WHAT TO WORK ON: Copy out the data below as written; omit any images.

DATA SECTION:
----
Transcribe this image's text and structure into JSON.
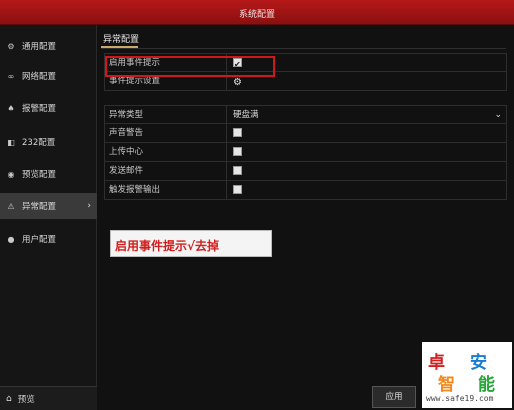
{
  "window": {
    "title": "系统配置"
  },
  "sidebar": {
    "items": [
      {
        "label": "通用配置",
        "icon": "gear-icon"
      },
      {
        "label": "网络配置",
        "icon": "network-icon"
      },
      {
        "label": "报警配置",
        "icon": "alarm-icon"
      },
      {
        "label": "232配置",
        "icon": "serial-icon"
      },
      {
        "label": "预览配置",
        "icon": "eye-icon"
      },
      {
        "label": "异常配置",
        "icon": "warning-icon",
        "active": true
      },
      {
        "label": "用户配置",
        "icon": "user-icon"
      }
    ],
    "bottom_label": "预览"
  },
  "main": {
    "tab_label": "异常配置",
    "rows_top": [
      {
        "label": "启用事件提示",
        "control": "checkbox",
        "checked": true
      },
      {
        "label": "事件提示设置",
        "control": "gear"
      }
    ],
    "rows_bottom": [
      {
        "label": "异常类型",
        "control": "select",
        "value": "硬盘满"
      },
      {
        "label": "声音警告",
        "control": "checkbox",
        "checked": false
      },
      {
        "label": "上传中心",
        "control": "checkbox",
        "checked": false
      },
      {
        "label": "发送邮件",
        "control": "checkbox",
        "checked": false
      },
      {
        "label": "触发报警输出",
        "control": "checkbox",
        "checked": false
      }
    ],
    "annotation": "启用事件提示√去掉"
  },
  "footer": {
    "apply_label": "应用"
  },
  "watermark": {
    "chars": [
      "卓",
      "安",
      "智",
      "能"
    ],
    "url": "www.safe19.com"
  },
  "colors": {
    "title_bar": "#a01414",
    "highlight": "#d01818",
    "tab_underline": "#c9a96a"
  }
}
----
RESPONSE:
Transcribe this image's text and structure into JSON.
{
  "window": {
    "title": "系统配置"
  },
  "sidebar": {
    "items": [
      {
        "label": "通用配置",
        "icon": "gear-icon"
      },
      {
        "label": "网络配置",
        "icon": "network-icon"
      },
      {
        "label": "报警配置",
        "icon": "alarm-icon"
      },
      {
        "label": "232配置",
        "icon": "serial-icon"
      },
      {
        "label": "预览配置",
        "icon": "eye-icon"
      },
      {
        "label": "异常配置",
        "icon": "warning-icon",
        "active": true
      },
      {
        "label": "用户配置",
        "icon": "user-icon"
      }
    ],
    "bottom_label": "预览"
  },
  "main": {
    "tab_label": "异常配置",
    "rows_top": [
      {
        "label": "启用事件提示",
        "control": "checkbox",
        "checked": true
      },
      {
        "label": "事件提示设置",
        "control": "gear"
      }
    ],
    "rows_bottom": [
      {
        "label": "异常类型",
        "control": "select",
        "value": "硬盘满"
      },
      {
        "label": "声音警告",
        "control": "checkbox",
        "checked": false
      },
      {
        "label": "上传中心",
        "control": "checkbox",
        "checked": false
      },
      {
        "label": "发送邮件",
        "control": "checkbox",
        "checked": false
      },
      {
        "label": "触发报警输出",
        "control": "checkbox",
        "checked": false
      }
    ],
    "annotation": "启用事件提示√去掉"
  },
  "footer": {
    "apply_label": "应用"
  },
  "watermark": {
    "chars": [
      "卓",
      "安",
      "智",
      "能"
    ],
    "url": "www.safe19.com"
  },
  "colors": {
    "title_bar": "#a01414",
    "highlight": "#d01818",
    "tab_underline": "#c9a96a"
  }
}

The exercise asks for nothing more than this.